>>

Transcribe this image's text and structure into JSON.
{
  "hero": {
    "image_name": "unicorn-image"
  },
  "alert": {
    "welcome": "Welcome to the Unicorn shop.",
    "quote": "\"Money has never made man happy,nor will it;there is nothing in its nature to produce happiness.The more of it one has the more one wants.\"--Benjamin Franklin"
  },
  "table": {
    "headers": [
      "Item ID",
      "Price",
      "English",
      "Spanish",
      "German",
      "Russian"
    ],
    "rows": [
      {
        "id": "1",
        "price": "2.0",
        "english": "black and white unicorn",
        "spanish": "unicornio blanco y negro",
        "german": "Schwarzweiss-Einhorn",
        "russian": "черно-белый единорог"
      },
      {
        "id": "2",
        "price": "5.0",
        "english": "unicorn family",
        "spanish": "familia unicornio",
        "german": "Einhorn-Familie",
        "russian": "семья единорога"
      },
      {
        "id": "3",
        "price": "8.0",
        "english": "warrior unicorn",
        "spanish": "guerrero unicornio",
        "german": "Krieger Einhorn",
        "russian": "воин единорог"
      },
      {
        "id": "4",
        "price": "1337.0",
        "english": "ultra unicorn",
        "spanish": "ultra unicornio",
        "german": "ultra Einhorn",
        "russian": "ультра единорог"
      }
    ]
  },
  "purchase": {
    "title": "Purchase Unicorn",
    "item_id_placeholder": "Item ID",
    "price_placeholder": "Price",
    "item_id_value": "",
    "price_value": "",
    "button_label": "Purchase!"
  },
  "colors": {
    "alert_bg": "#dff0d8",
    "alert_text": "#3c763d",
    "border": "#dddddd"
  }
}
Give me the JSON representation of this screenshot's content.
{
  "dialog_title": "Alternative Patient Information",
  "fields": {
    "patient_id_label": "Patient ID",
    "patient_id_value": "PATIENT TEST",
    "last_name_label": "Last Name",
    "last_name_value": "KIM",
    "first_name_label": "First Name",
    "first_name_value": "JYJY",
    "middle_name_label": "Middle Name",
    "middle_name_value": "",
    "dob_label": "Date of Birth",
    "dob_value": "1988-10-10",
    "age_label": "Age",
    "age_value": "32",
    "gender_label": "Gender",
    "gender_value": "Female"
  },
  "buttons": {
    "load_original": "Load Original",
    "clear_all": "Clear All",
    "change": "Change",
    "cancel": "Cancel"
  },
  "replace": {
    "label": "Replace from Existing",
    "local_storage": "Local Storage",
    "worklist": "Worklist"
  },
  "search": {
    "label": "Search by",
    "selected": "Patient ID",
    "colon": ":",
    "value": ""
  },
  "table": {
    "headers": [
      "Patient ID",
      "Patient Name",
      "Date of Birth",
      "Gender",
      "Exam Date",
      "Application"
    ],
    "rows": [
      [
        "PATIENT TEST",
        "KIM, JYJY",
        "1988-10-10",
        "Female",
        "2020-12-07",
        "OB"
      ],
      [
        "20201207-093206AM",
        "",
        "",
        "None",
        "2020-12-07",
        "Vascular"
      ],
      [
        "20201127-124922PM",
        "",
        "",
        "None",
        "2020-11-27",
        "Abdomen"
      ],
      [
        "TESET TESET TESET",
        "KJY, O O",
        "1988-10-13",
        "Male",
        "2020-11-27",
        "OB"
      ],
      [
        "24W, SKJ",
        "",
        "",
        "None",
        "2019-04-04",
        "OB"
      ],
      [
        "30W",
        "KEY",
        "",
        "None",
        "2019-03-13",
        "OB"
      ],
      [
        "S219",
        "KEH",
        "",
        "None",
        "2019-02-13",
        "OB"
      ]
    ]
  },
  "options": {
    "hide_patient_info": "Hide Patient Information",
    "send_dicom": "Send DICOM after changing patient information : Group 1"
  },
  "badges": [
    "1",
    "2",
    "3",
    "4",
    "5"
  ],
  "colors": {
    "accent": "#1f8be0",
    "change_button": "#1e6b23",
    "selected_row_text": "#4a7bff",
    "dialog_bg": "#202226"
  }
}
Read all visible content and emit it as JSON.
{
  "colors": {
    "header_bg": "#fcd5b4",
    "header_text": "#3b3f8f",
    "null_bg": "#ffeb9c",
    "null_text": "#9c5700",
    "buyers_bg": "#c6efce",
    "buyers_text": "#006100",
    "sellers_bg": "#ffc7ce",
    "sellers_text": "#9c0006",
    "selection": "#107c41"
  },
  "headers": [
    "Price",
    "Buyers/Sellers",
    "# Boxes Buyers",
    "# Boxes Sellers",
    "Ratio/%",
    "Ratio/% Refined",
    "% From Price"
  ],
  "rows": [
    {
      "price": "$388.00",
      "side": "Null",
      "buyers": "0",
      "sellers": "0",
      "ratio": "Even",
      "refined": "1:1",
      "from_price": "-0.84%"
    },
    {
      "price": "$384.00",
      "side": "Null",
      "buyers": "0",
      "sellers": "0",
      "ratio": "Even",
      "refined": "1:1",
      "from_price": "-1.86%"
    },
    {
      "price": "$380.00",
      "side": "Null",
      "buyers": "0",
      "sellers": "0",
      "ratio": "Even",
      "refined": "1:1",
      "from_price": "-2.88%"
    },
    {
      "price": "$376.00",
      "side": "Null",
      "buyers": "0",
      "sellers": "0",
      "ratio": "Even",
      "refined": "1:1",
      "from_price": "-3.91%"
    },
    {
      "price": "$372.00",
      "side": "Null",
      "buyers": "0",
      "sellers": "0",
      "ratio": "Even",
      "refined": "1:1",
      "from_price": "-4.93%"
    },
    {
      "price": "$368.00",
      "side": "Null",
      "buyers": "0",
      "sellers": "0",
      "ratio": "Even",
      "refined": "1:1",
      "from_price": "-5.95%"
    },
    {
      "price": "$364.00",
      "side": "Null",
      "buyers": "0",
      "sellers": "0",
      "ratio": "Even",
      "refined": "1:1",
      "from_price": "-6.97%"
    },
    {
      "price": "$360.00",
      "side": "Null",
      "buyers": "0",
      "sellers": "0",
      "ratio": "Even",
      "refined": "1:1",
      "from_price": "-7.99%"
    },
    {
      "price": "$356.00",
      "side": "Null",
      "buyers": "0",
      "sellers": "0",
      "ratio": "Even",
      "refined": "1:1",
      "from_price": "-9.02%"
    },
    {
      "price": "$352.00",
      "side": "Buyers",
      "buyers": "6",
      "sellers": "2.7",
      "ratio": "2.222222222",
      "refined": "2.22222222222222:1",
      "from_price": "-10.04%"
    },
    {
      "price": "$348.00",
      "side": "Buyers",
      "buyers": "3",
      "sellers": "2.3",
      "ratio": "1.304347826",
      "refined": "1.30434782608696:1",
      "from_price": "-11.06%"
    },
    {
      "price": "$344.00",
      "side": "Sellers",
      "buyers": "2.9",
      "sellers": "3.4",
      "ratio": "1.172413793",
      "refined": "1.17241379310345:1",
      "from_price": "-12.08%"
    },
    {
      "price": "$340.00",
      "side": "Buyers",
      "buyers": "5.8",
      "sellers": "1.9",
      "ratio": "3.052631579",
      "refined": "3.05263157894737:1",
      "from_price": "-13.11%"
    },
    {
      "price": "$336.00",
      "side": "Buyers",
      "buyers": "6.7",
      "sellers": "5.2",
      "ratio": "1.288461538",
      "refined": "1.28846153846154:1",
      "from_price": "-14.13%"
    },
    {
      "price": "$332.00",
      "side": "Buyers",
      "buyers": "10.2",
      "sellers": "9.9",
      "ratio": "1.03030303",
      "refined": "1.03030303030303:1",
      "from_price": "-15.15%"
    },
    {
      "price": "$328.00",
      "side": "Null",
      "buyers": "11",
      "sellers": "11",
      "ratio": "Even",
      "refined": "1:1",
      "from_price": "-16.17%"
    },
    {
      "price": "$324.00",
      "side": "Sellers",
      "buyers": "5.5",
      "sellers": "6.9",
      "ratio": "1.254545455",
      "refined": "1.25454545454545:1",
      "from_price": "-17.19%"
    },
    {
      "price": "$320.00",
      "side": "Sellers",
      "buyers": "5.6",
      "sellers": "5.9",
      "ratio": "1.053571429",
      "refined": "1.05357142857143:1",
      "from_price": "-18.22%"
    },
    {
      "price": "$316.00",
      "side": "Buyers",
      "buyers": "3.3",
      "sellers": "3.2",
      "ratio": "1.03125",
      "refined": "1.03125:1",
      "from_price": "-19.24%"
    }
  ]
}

<<

GIVEN EXERCISE ▸ How many lines of the data hold the string "this"? Reply with the number alone.

SOLVED EXERCISE ▸ 2